Set exercise: Without the pictures, return each record as it appears.

####################

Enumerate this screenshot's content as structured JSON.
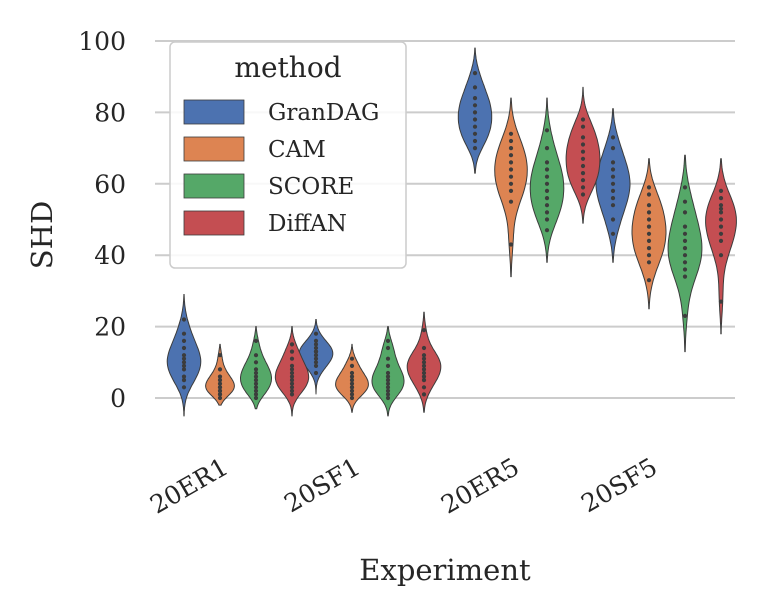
{
  "chart_data": {
    "type": "violin",
    "title": "",
    "xlabel": "Experiment",
    "ylabel": "SHD",
    "ylim": [
      -5,
      100
    ],
    "yticks": [
      0,
      20,
      40,
      60,
      80,
      100
    ],
    "grid": true,
    "categories": [
      "20ER1",
      "20SF1",
      "20ER5",
      "20SF5"
    ],
    "legend": {
      "title": "method",
      "placement": "top-left"
    },
    "series": [
      {
        "name": "GranDAG",
        "color": "#4c72b0",
        "range": [
          [
            -5,
            29
          ],
          [
            1,
            22
          ],
          [
            63,
            98
          ],
          [
            38,
            81
          ]
        ],
        "points": [
          [
            3,
            5,
            6,
            8,
            9,
            10,
            11,
            12,
            14,
            16,
            18,
            22
          ],
          [
            7,
            9,
            10,
            11,
            12,
            13,
            13,
            14,
            15,
            16,
            18
          ],
          [
            70,
            72,
            74,
            76,
            78,
            80,
            82,
            84,
            87,
            91
          ],
          [
            46,
            50,
            54,
            56,
            58,
            60,
            62,
            64,
            66,
            70,
            73
          ]
        ]
      },
      {
        "name": "CAM",
        "color": "#dd8452",
        "range": [
          [
            -2,
            15
          ],
          [
            -4,
            15
          ],
          [
            34,
            84
          ],
          [
            25,
            67
          ]
        ],
        "points": [
          [
            0,
            1,
            1,
            2,
            2,
            3,
            3,
            4,
            5,
            6,
            8,
            12
          ],
          [
            0,
            1,
            2,
            3,
            3,
            4,
            5,
            6,
            7,
            9,
            11
          ],
          [
            43,
            55,
            58,
            60,
            62,
            64,
            66,
            68,
            70,
            72,
            74
          ],
          [
            33,
            38,
            40,
            42,
            44,
            46,
            48,
            50,
            52,
            54,
            57,
            59
          ]
        ]
      },
      {
        "name": "SCORE",
        "color": "#55a868",
        "range": [
          [
            -3,
            20
          ],
          [
            -5,
            20
          ],
          [
            38,
            84
          ],
          [
            13,
            68
          ]
        ],
        "points": [
          [
            0,
            1,
            2,
            3,
            4,
            5,
            6,
            7,
            8,
            10,
            12,
            16
          ],
          [
            0,
            1,
            2,
            3,
            4,
            5,
            6,
            7,
            9,
            11,
            14,
            16
          ],
          [
            47,
            50,
            52,
            54,
            56,
            58,
            60,
            62,
            64,
            66,
            70,
            75
          ],
          [
            23,
            34,
            36,
            38,
            40,
            42,
            44,
            46,
            48,
            52,
            55,
            59
          ]
        ]
      },
      {
        "name": "DiffAN",
        "color": "#c44e52",
        "range": [
          [
            -5,
            20
          ],
          [
            -4,
            24
          ],
          [
            49,
            87
          ],
          [
            18,
            67
          ]
        ],
        "points": [
          [
            1,
            2,
            3,
            4,
            5,
            6,
            7,
            8,
            9,
            11,
            13,
            15
          ],
          [
            1,
            3,
            5,
            6,
            7,
            8,
            9,
            10,
            11,
            12,
            14,
            19
          ],
          [
            57,
            59,
            61,
            63,
            65,
            67,
            69,
            71,
            73,
            76,
            78
          ],
          [
            27,
            40,
            44,
            46,
            48,
            50,
            52,
            53,
            54,
            56,
            58
          ]
        ]
      }
    ]
  }
}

####################

Exercise answer:
Enumerate this screenshot's content as structured JSON.
{
  "chart_data": {
    "type": "violin",
    "title": "",
    "xlabel": "Experiment",
    "ylabel": "SHD",
    "ylim": [
      -5,
      100
    ],
    "yticks": [
      0,
      20,
      40,
      60,
      80,
      100
    ],
    "grid": true,
    "categories": [
      "20ER1",
      "20SF1",
      "20ER5",
      "20SF5"
    ],
    "legend": {
      "title": "method",
      "placement": "top-left"
    },
    "series": [
      {
        "name": "GranDAG",
        "color": "#4c72b0",
        "range": [
          [
            -5,
            29
          ],
          [
            1,
            22
          ],
          [
            63,
            98
          ],
          [
            38,
            81
          ]
        ],
        "points": [
          [
            3,
            5,
            6,
            8,
            9,
            10,
            11,
            12,
            14,
            16,
            18,
            22
          ],
          [
            7,
            9,
            10,
            11,
            12,
            13,
            13,
            14,
            15,
            16,
            18
          ],
          [
            70,
            72,
            74,
            76,
            78,
            80,
            82,
            84,
            87,
            91
          ],
          [
            46,
            50,
            54,
            56,
            58,
            60,
            62,
            64,
            66,
            70,
            73
          ]
        ]
      },
      {
        "name": "CAM",
        "color": "#dd8452",
        "range": [
          [
            -2,
            15
          ],
          [
            -4,
            15
          ],
          [
            34,
            84
          ],
          [
            25,
            67
          ]
        ],
        "points": [
          [
            0,
            1,
            1,
            2,
            2,
            3,
            3,
            4,
            5,
            6,
            8,
            12
          ],
          [
            0,
            1,
            2,
            3,
            3,
            4,
            5,
            6,
            7,
            9,
            11
          ],
          [
            43,
            55,
            58,
            60,
            62,
            64,
            66,
            68,
            70,
            72,
            74
          ],
          [
            33,
            38,
            40,
            42,
            44,
            46,
            48,
            50,
            52,
            54,
            57,
            59
          ]
        ]
      },
      {
        "name": "SCORE",
        "color": "#55a868",
        "range": [
          [
            -3,
            20
          ],
          [
            -5,
            20
          ],
          [
            38,
            84
          ],
          [
            13,
            68
          ]
        ],
        "points": [
          [
            0,
            1,
            2,
            3,
            4,
            5,
            6,
            7,
            8,
            10,
            12,
            16
          ],
          [
            0,
            1,
            2,
            3,
            4,
            5,
            6,
            7,
            9,
            11,
            14,
            16
          ],
          [
            47,
            50,
            52,
            54,
            56,
            58,
            60,
            62,
            64,
            66,
            70,
            75
          ],
          [
            23,
            34,
            36,
            38,
            40,
            42,
            44,
            46,
            48,
            52,
            55,
            59
          ]
        ]
      },
      {
        "name": "DiffAN",
        "color": "#c44e52",
        "range": [
          [
            -5,
            20
          ],
          [
            -4,
            24
          ],
          [
            49,
            87
          ],
          [
            18,
            67
          ]
        ],
        "points": [
          [
            1,
            2,
            3,
            4,
            5,
            6,
            7,
            8,
            9,
            11,
            13,
            15
          ],
          [
            1,
            3,
            5,
            6,
            7,
            8,
            9,
            10,
            11,
            12,
            14,
            19
          ],
          [
            57,
            59,
            61,
            63,
            65,
            67,
            69,
            71,
            73,
            76,
            78
          ],
          [
            27,
            40,
            44,
            46,
            48,
            50,
            52,
            53,
            54,
            56,
            58
          ]
        ]
      }
    ]
  }
}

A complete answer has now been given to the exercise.